* PROBLEM TO SOLVE
Find each line with "ymodelo" and copy it.

== INPUT ROWS ==

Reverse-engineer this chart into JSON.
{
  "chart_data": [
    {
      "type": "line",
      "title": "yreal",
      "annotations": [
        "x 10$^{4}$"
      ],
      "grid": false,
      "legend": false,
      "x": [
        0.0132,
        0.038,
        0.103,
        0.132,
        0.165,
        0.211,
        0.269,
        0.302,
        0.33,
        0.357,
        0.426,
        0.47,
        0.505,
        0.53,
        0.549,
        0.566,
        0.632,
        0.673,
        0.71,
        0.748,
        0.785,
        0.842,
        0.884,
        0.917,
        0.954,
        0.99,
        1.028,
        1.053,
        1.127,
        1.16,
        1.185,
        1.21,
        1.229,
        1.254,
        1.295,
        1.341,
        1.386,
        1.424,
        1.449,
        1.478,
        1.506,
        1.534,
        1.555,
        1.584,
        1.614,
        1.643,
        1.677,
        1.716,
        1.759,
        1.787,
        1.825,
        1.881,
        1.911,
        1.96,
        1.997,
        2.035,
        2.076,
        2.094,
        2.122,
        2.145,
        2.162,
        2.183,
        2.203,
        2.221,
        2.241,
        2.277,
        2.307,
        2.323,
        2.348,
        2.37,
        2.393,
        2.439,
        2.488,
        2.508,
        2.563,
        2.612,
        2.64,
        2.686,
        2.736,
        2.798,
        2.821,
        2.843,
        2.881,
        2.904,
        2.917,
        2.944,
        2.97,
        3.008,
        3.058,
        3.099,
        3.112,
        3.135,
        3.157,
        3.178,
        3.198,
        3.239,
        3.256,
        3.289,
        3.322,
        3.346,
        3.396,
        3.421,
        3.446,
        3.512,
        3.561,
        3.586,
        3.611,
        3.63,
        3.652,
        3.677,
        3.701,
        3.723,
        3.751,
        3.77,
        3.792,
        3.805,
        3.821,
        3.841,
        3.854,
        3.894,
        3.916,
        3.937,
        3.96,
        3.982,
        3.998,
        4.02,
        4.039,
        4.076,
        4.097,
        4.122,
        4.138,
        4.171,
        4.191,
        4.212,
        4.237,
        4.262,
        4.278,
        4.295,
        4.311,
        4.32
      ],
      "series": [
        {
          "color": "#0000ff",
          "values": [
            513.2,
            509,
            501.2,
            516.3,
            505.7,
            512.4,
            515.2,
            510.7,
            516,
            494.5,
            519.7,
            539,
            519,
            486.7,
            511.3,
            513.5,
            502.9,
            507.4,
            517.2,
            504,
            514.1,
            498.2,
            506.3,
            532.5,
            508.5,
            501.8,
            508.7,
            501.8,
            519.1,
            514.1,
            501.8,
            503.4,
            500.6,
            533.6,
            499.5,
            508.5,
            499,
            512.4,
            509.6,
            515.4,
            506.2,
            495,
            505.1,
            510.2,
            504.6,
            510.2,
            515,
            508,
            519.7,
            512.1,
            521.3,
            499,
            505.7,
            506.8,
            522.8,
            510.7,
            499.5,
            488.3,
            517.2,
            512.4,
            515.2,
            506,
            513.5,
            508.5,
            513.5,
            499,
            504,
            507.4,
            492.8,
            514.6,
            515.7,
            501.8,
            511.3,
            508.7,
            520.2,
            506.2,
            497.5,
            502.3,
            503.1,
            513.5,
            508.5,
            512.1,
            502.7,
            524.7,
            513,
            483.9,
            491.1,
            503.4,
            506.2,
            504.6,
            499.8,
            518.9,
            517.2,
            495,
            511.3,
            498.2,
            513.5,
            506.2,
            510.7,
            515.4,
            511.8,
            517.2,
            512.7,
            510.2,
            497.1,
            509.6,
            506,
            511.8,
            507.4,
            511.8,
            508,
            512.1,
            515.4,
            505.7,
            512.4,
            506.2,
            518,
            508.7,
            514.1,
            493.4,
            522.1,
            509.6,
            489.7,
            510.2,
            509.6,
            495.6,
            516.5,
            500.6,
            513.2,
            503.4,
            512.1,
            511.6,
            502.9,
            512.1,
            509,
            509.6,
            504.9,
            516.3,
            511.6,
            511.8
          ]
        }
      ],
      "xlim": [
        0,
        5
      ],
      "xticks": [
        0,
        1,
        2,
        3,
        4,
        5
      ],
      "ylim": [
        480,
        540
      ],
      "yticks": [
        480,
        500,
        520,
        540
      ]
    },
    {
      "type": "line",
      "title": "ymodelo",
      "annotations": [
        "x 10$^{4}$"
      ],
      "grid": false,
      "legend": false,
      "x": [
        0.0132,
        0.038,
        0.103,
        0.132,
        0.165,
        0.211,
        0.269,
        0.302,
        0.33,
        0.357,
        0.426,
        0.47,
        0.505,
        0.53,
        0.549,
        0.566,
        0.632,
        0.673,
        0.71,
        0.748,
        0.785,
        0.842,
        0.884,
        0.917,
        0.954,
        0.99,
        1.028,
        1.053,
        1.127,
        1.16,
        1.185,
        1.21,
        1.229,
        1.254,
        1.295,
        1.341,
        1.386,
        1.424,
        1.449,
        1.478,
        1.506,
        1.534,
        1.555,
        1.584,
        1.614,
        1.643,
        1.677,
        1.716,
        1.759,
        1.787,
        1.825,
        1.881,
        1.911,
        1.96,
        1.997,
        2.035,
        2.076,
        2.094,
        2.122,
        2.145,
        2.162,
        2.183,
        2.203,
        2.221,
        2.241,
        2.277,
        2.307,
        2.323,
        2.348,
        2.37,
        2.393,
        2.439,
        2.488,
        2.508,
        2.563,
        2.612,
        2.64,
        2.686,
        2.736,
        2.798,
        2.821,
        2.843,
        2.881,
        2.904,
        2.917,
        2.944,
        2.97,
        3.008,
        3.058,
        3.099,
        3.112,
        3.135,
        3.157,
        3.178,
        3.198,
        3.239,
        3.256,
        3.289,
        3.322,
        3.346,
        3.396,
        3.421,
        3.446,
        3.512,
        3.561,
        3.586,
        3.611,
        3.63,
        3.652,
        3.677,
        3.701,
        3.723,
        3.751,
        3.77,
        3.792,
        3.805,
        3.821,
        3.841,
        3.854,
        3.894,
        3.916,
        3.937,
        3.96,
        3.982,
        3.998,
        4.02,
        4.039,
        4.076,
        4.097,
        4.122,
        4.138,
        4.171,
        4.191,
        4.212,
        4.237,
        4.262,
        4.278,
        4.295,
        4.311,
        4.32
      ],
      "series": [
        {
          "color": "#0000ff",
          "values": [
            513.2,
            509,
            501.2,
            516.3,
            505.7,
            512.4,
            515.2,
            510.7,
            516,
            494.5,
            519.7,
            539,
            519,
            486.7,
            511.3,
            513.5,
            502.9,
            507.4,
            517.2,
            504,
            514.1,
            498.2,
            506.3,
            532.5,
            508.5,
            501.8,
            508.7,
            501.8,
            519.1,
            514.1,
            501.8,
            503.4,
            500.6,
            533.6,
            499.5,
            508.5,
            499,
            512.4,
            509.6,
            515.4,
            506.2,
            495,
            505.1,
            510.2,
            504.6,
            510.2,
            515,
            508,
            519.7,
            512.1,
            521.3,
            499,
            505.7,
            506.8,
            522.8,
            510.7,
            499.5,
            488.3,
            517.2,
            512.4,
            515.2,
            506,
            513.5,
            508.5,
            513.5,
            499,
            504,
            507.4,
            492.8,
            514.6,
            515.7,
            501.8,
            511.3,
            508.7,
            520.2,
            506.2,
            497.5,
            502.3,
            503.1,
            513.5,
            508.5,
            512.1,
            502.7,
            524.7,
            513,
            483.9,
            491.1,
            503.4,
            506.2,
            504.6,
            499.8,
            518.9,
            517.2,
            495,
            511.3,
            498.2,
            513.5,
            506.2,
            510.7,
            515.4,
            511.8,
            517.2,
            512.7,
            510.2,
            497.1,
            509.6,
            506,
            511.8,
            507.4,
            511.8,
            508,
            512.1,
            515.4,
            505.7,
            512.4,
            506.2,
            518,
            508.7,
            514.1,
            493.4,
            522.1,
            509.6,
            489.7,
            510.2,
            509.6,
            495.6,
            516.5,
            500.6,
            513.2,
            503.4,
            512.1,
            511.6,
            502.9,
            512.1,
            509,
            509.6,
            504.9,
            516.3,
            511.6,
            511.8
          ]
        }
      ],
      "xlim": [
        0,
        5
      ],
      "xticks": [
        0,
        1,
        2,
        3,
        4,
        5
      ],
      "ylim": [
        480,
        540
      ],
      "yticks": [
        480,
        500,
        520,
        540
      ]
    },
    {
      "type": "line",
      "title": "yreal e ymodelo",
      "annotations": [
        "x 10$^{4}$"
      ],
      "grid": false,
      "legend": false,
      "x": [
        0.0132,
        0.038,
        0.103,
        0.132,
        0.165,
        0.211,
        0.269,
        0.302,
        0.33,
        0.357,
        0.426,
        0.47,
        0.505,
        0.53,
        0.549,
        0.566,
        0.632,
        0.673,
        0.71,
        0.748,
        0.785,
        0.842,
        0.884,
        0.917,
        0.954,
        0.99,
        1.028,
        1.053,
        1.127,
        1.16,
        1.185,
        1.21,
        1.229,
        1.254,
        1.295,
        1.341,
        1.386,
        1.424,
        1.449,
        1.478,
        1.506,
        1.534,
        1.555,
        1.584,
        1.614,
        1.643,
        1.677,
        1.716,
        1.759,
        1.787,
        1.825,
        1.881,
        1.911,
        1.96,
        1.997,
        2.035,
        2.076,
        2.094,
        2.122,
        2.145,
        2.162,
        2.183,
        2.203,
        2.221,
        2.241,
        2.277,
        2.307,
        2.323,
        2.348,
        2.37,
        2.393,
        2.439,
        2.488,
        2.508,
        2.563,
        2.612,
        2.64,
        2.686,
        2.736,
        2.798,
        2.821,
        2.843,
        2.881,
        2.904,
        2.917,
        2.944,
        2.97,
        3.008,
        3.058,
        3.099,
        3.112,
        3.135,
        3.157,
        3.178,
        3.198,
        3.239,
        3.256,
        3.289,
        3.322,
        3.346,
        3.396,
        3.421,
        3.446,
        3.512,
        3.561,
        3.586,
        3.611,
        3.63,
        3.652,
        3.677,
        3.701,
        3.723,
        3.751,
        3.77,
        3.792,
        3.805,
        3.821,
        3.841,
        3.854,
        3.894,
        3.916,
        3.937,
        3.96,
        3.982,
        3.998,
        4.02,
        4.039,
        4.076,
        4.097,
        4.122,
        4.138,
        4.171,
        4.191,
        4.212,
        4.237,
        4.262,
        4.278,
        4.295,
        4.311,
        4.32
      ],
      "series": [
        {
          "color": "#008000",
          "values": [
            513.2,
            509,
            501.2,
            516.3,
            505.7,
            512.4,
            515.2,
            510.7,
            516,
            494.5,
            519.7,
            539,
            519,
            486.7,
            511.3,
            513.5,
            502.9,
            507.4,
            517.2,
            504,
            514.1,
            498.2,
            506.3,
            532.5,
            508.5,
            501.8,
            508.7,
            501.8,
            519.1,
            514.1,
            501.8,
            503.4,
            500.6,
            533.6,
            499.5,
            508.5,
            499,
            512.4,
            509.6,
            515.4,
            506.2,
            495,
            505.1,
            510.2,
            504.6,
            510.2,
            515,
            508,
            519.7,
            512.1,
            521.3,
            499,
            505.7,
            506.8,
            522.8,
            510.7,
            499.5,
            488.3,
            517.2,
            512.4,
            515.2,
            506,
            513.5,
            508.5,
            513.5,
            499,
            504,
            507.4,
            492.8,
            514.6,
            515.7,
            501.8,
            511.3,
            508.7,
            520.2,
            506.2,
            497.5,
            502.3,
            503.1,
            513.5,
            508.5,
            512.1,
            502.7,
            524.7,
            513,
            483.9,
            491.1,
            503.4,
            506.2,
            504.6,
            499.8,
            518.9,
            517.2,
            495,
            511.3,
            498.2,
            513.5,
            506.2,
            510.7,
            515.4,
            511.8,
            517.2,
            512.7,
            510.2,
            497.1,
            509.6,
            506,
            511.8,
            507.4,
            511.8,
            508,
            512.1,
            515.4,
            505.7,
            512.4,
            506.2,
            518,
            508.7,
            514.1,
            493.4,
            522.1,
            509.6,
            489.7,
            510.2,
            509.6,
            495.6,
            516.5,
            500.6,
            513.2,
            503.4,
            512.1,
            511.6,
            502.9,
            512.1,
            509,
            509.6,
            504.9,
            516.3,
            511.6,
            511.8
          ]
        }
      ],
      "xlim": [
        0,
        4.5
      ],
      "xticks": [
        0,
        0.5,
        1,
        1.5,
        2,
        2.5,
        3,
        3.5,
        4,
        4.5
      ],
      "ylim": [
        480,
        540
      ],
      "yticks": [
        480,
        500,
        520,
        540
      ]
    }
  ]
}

===

* ANSWER TO THIS PROBLEM
      "title": "ymodelo",
      "title": "yreal e ymodelo",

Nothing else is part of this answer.